-- TASK GOAL --
Print the part of the Sidney Hartnoll Beard text between "Beard was editor" and "stage toward fruitarianism.", inclusive, without changing a word.
____ TEXT UNDER STUDY
English vegetarian activist (1862–1938)

Sidney Hartnoll Beard (14 February 1862 – 20 October 1938) was an English vegetarian and fruitarian activist and writer. He re-established and served as president of the Order of the Golden Age, edited its journal, the Herald of the Golden Age (1896–1918), and advanced a Christian case for vegetarianism framed as a moral duty. Defining fruitarianism broadly to include cereals, seeds, nuts, fruits, and vegetables with dairy and eggs permitted, he treated fish as a transitional food for those leaving flesh-eating.

Operating from Ilfracombe and, from 1904, Barcombe Hall in Paignton, he organised lectures and public outreach, including a 1908 address with Josiah Oldfield at the Cambridge Guildhall. His publications were A Simple Guide to a Natural and Humane Diet (1898), Is Flesh-Eating Morally Defensible? (1898), A Comprehensive Guide-Book to Natural, Hygienic and Humane Diet (1902), and Our Real Relationship to God: The Lost Ideal of Christianity, by a Disciple of the Christ (1922).

== Biography ==
=== Early life ===
Beard was born in Kensington, London, on 14 February 1862. He became a vegetarian in 1894, at the age of 32.

=== Order of the Golden Age ===
Beard re-established the Order of the Golden Age in 1895, serving as president. The Order's headquarters were located at his residence in Ilfracombe, and from 1904 at Barcombe Hall in Paignton. Charles W. Forward characterised him as having "militant enthusiasm, intense earnestness and unswerving faith" in his work for the society.

Beard was editor of the Herald of the Golden Age (1896–1918), the Order's journal. The journal promoted the "fruitarian system of living" and advanced vegetarianism from a Christian perspective; Beard held that a vegetarian diet was a moral duty. He also campaigned against vivisection and for the humane treatment of animals as part of his Christian beliefs.

=== Fruitarianism ===
Beard argued that "the first step must be abstinence from the flesh and blood of animals and birds"; fish could be included as a transitional stage toward fruitarianism.
________
____ MATERIAL SUPPLIED
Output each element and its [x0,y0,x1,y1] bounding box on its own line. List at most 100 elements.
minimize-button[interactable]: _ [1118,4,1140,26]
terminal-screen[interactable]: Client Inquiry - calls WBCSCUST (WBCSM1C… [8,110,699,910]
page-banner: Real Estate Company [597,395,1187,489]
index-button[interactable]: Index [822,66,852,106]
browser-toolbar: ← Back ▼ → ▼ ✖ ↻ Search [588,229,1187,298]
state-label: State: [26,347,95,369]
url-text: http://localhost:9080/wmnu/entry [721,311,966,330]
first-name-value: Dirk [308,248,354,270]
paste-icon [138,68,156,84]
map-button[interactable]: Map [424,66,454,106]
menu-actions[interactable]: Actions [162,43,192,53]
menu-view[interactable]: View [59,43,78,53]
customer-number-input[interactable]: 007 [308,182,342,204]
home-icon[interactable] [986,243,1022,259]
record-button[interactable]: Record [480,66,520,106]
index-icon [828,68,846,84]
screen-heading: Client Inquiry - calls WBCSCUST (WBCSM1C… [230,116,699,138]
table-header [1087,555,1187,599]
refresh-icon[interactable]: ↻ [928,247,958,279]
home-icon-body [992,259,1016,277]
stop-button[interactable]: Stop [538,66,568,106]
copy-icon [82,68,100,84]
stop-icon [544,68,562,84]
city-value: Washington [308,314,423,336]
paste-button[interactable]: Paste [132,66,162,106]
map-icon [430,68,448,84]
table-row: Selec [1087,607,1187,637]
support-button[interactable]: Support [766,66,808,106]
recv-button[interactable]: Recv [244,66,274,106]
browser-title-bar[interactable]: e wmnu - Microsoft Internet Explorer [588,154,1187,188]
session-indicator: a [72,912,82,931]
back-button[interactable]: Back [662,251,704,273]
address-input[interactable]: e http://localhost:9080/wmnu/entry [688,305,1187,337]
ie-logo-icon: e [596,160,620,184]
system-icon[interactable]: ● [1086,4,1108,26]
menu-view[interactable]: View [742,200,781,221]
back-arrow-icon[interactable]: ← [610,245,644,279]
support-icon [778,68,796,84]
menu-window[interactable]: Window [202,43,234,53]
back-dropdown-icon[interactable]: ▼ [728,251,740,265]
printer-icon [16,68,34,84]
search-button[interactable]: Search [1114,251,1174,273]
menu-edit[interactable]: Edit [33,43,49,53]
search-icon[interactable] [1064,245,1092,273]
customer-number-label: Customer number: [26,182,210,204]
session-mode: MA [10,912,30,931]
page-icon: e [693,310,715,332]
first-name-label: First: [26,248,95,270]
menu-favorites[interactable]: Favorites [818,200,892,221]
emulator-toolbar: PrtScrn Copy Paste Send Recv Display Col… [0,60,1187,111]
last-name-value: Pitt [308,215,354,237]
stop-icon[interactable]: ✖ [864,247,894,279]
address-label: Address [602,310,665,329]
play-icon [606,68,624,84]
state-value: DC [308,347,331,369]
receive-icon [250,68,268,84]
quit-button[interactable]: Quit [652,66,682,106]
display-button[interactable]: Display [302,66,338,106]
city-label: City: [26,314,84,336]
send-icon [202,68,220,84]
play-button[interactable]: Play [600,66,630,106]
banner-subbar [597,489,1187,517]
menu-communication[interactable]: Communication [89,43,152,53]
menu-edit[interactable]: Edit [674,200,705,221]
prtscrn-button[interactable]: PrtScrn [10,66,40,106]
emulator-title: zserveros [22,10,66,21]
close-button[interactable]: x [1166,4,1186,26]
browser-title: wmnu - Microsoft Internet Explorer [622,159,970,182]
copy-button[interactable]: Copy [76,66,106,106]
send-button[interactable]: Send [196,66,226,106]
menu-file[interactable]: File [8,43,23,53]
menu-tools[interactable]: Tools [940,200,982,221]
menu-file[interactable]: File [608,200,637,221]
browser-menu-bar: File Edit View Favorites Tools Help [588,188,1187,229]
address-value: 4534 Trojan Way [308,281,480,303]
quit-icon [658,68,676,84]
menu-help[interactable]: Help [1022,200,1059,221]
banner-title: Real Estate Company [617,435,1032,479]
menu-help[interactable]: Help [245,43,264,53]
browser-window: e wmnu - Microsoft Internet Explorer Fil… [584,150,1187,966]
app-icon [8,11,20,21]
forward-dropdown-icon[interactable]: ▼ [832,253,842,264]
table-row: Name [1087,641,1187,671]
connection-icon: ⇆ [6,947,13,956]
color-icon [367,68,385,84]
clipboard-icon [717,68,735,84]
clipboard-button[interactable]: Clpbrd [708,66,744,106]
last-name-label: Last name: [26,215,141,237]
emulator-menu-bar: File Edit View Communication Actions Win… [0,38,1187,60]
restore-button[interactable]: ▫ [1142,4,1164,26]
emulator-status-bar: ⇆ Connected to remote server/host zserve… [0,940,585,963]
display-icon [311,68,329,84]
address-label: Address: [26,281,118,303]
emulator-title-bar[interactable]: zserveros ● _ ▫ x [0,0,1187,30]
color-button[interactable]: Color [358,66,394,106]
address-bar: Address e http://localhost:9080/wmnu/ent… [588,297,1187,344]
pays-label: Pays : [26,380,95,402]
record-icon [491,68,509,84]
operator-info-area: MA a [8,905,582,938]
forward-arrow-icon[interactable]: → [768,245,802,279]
________
-- SOLVED PROBLEM --
Beard was editor of the Herald of the Golden Age (1896–1918), the Order's journal. The journal promoted the "fruitarian system of living" and advanced vegetarianism from a Christian perspective; Beard held that a vegetarian diet was a moral duty. He also campaigned against vivisection and for the humane treatment of animals as part of his Christian beliefs.

=== Fruitarianism ===
Beard argued that "the first step must be abstinence from the flesh and blood of animals and birds"; fish could be included as a transitional stage toward fruitarianism.